- **Task prompt**
Each record needs to be echoed exactly; can you do that?

- **Extracted entries**

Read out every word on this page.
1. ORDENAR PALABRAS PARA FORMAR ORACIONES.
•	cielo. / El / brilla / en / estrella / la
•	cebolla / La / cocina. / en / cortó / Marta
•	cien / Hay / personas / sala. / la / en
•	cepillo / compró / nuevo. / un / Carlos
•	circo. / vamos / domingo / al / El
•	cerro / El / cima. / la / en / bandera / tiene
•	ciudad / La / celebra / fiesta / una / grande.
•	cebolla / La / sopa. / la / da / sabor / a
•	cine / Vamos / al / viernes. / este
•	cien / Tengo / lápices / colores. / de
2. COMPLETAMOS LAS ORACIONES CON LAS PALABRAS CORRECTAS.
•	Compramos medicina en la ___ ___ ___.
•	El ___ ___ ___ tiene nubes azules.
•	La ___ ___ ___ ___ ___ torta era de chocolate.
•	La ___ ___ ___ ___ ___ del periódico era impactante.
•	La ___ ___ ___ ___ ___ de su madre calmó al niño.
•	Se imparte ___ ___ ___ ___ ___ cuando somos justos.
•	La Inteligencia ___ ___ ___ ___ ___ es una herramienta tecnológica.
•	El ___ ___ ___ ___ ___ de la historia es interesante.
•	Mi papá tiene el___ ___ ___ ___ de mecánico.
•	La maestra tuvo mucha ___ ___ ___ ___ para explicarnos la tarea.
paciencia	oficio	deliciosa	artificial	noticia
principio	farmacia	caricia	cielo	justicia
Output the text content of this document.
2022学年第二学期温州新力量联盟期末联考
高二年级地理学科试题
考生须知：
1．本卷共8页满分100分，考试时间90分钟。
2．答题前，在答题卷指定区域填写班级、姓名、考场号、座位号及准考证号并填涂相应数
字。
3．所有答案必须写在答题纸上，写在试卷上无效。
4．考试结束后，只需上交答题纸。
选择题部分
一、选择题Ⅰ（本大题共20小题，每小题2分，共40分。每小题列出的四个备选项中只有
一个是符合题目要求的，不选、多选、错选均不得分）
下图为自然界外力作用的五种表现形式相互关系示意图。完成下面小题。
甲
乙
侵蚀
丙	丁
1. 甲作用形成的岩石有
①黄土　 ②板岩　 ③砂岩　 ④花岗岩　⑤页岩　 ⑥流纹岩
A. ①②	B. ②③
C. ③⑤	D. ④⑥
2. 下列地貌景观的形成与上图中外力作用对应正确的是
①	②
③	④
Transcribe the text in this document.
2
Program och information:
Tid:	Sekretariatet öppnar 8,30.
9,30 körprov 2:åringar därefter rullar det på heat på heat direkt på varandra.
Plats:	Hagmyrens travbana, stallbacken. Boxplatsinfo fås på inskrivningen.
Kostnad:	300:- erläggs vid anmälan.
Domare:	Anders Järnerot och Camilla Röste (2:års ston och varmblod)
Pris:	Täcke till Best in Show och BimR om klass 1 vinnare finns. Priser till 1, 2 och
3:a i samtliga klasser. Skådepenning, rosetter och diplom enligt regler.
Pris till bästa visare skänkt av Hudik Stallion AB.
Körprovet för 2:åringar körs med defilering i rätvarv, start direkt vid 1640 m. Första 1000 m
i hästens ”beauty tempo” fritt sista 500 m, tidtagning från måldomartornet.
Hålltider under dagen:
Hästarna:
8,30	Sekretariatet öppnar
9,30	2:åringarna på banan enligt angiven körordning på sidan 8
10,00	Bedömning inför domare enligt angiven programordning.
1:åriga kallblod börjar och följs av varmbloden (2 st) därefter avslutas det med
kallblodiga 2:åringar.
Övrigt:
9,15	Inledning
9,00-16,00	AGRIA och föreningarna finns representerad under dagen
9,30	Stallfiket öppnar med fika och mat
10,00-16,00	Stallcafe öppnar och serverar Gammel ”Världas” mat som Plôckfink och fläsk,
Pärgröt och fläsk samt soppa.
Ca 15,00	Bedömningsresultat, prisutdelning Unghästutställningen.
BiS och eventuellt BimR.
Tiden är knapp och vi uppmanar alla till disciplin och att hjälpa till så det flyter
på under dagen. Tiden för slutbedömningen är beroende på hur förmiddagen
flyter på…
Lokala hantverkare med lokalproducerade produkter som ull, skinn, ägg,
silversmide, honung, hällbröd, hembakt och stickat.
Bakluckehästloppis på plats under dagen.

- **Written response**
Read out every word on this page.
1. ORDENAR PALABRAS PARA FORMAR ORACIONES.
•	cielo. / El / brilla / en / estrella / la
•	cebolla / La / cocina. / en / cortó / Marta
•	cien / Hay / personas / sala. / la / en
•	cepillo / compró / nuevo. / un / Carlos
•	circo. / vamos / domingo / al / El
•	cerro / El / cima. / la / en / bandera / tiene
•	ciudad / La / celebra / fiesta / una / grande.
•	cebolla / La / sopa. / la / da / sabor / a
•	cine / Vamos / al / viernes. / este
•	cien / Tengo / lápices / colores. / de
2. COMPLETAMOS LAS ORACIONES CON LAS PALABRAS CORRECTAS.
•	Compramos medicina en la ___ ___ ___.
•	El ___ ___ ___ tiene nubes azules.
•	La ___ ___ ___ ___ ___ torta era de chocolate.
•	La ___ ___ ___ ___ ___ del periódico era impactante.
•	La ___ ___ ___ ___ ___ de su madre calmó al niño.
•	Se imparte ___ ___ ___ ___ ___ cuando somos justos.
•	La Inteligencia ___ ___ ___ ___ ___ es una herramienta tecnológica.
•	El ___ ___ ___ ___ ___ de la historia es interesante.
•	Mi papá tiene el___ ___ ___ ___ de mecánico.
•	La maestra tuvo mucha ___ ___ ___ ___ para explicarnos la tarea.
paciencia	oficio	deliciosa	artificial	noticia
principio	farmacia	caricia	cielo	justicia
Output the text content of this document.
2022学年第二学期温州新力量联盟期末联考
高二年级地理学科试题
考生须知：
1．本卷共8页满分100分，考试时间90分钟。
2．答题前，在答题卷指定区域填写班级、姓名、考场号、座位号及准考证号并填涂相应数
字。
3．所有答案必须写在答题纸上，写在试卷上无效。
4．考试结束后，只需上交答题纸。
选择题部分
一、选择题Ⅰ（本大题共20小题，每小题2分，共40分。每小题列出的四个备选项中只有
一个是符合题目要求的，不选、多选、错选均不得分）
下图为自然界外力作用的五种表现形式相互关系示意图。完成下面小题。
甲
乙
侵蚀
丙	丁
1. 甲作用形成的岩石有
①黄土　 ②板岩　 ③砂岩　 ④花岗岩　⑤页岩　 ⑥流纹岩
A. ①②	B. ②③
C. ③⑤	D. ④⑥
2. 下列地貌景观的形成与上图中外力作用对应正确的是
①	②
③	④
Transcribe the text in this document.
2
Program och information:
Tid:	Sekretariatet öppnar 8,30.
9,30 körprov 2:åringar därefter rullar det på heat på heat direkt på varandra.
Plats:	Hagmyrens travbana, stallbacken. Boxplatsinfo fås på inskrivningen.
Kostnad:	300:- erläggs vid anmälan.
Domare:	Anders Järnerot och Camilla Röste (2:års ston och varmblod)
Pris:	Täcke till Best in Show och BimR om klass 1 vinnare finns. Priser till 1, 2 och
3:a i samtliga klasser. Skådepenning, rosetter och diplom enligt regler.
Pris till bästa visare skänkt av Hudik Stallion AB.
Körprovet för 2:åringar körs med defilering i rätvarv, start direkt vid 1640 m. Första 1000 m
i hästens ”beauty tempo” fritt sista 500 m, tidtagning från måldomartornet.
Hålltider under dagen:
Hästarna:
8,30	Sekretariatet öppnar
9,30	2:åringarna på banan enligt angiven körordning på sidan 8
10,00	Bedömning inför domare enligt angiven programordning.
1:åriga kallblod börjar och följs av varmbloden (2 st) därefter avslutas det med
kallblodiga 2:åringar.
Övrigt:
9,15	Inledning
9,00-16,00	AGRIA och föreningarna finns representerad under dagen
9,30	Stallfiket öppnar med fika och mat
10,00-16,00	Stallcafe öppnar och serverar Gammel ”Världas” mat som Plôckfink och fläsk,
Pärgröt och fläsk samt soppa.
Ca 15,00	Bedömningsresultat, prisutdelning Unghästutställningen.
BiS och eventuellt BimR.
Tiden är knapp och vi uppmanar alla till disciplin och att hjälpa till så det flyter
på under dagen. Tiden för slutbedömningen är beroende på hur förmiddagen
flyter på…
Lokala hantverkare med lokalproducerade produkter som ull, skinn, ägg,
silversmide, honung, hällbröd, hembakt och stickat.
Bakluckehästloppis på plats under dagen.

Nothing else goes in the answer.